◆ **PROBLEM TO SOLVE**
Below are the records. Gather each line that holds "Reduced".
━━━━━ AVAILABLE RECORDS
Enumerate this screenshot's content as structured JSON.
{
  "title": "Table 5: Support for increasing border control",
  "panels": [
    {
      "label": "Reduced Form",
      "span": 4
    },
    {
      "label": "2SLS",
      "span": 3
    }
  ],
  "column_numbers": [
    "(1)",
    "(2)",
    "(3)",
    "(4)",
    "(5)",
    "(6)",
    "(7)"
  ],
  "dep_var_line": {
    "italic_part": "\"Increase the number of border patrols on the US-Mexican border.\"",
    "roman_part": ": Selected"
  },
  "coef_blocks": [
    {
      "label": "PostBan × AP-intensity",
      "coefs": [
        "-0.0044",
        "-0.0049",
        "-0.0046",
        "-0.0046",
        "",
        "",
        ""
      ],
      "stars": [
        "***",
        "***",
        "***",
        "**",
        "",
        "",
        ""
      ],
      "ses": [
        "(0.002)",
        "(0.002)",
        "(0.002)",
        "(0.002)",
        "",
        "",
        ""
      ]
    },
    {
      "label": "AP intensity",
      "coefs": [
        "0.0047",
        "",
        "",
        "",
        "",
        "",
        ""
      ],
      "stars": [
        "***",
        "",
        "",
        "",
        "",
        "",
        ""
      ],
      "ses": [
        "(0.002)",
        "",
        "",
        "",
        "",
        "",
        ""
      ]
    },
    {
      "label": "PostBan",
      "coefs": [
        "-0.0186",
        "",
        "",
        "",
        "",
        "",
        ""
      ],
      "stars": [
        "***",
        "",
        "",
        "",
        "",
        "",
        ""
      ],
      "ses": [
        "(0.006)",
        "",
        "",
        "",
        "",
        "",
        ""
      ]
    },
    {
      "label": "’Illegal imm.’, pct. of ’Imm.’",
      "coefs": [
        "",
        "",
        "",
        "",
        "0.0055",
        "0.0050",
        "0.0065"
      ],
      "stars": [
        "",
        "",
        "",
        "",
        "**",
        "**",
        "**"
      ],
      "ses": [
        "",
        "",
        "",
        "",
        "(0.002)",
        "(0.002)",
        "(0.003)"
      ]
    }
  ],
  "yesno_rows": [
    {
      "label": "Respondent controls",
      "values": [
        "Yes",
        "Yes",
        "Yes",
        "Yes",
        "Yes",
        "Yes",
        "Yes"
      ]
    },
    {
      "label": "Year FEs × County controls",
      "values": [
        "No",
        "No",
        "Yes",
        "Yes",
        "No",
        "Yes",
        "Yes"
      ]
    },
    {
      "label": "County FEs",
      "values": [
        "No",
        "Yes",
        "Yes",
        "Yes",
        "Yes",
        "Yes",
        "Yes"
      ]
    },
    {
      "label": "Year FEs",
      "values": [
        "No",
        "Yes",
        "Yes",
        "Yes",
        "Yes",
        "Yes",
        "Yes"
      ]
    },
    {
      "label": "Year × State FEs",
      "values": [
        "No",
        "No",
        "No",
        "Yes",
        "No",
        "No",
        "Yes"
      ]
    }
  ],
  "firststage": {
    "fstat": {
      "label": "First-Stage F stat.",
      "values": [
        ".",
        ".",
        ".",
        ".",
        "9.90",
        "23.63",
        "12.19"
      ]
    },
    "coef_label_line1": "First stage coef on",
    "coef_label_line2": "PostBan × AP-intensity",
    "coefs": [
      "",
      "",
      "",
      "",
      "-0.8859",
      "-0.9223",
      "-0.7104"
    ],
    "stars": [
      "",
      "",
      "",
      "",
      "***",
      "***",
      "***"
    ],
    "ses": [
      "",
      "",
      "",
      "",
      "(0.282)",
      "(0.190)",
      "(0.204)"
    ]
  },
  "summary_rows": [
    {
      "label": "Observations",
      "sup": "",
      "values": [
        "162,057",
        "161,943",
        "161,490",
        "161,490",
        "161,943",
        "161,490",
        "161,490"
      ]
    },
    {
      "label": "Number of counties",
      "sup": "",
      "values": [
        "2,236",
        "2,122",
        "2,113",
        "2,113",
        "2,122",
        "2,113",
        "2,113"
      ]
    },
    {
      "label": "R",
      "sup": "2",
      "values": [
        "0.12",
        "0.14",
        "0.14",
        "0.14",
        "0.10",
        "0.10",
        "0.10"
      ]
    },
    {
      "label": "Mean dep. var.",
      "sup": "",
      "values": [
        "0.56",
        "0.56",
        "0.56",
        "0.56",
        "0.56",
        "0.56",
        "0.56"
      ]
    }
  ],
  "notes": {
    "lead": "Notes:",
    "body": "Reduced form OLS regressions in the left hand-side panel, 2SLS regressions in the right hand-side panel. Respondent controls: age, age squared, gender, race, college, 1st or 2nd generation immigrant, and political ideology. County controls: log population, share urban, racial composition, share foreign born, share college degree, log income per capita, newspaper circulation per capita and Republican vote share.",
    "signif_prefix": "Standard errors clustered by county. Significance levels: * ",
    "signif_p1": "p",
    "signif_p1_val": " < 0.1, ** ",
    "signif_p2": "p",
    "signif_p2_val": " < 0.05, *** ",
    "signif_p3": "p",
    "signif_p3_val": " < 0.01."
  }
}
━━━━━━━━━━
◆ **FINISHED EXERCISE**
      "label": "Reduced Form",
    "body": "Reduced form OLS regressions in the left hand-side panel, 2SLS regressions in the right hand-side panel. Respondent controls: age, age squared, gender, race, college, 1st or 2nd generation immigrant, and political ideology. County controls: log population, share urban, racial composition, share foreign born, share college degree, log income per capita, newspaper circulation per capita and Republican vote share.",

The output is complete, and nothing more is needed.